— BEGIN —

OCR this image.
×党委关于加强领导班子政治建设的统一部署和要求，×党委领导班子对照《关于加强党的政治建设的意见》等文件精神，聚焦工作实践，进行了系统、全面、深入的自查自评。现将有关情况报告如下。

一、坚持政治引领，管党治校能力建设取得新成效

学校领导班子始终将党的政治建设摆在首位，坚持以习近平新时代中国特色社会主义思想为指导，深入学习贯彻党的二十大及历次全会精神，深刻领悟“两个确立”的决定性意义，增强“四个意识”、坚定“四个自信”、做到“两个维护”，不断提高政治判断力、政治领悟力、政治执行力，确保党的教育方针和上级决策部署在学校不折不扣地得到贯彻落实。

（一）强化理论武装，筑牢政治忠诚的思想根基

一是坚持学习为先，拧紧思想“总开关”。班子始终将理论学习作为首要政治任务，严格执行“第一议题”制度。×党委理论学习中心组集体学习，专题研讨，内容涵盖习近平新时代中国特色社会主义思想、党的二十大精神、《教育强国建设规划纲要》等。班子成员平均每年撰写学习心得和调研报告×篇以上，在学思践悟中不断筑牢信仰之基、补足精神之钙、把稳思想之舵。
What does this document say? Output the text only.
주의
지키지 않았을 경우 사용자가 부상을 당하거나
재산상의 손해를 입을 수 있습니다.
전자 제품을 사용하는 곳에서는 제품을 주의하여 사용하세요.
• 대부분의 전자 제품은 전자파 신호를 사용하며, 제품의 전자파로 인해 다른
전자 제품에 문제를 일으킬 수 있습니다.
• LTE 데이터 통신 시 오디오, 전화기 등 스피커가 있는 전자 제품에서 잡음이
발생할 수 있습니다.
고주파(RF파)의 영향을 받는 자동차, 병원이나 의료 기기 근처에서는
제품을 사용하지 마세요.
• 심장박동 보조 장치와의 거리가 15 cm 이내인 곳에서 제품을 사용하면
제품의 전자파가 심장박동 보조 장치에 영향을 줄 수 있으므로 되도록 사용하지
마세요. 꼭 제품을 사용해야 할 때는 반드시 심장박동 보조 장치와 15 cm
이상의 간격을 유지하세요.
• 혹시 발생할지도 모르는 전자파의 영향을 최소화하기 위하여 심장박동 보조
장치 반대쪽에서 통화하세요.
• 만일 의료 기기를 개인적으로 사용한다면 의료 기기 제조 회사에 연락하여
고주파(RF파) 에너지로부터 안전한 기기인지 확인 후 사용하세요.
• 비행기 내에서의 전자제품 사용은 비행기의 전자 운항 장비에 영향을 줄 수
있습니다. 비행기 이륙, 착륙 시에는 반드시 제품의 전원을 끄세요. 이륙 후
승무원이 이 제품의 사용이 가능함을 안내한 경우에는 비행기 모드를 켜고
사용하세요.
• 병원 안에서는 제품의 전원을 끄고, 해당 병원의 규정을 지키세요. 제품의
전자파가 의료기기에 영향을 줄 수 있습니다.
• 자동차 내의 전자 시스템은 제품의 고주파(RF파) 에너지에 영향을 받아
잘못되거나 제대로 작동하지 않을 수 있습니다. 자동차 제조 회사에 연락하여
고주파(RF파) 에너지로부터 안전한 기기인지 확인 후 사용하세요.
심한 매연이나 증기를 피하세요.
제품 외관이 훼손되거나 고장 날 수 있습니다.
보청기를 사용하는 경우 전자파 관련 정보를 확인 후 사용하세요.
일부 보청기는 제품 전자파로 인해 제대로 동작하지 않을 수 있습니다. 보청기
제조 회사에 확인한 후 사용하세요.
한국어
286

— END —
— BEGIN —

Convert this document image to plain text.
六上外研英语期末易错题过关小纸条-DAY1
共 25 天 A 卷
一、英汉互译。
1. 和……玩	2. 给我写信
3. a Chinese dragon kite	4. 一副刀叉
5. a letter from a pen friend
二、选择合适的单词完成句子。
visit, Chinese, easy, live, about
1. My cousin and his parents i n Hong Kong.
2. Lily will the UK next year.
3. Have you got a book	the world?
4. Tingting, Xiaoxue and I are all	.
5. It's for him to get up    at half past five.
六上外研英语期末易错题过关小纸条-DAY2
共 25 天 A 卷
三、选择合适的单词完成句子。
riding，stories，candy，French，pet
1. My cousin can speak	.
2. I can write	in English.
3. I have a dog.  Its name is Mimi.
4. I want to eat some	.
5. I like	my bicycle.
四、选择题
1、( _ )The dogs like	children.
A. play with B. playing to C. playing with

— END —

## Work to be completed
Report each line of the material above where the word "전자파가" appears.

## The answer
제품의 전자파가 심장박동 보조 장치에 영향을 줄 수 있으므로 되도록 사용하지
전자파가 의료기기에 영향을 줄 수 있습니다.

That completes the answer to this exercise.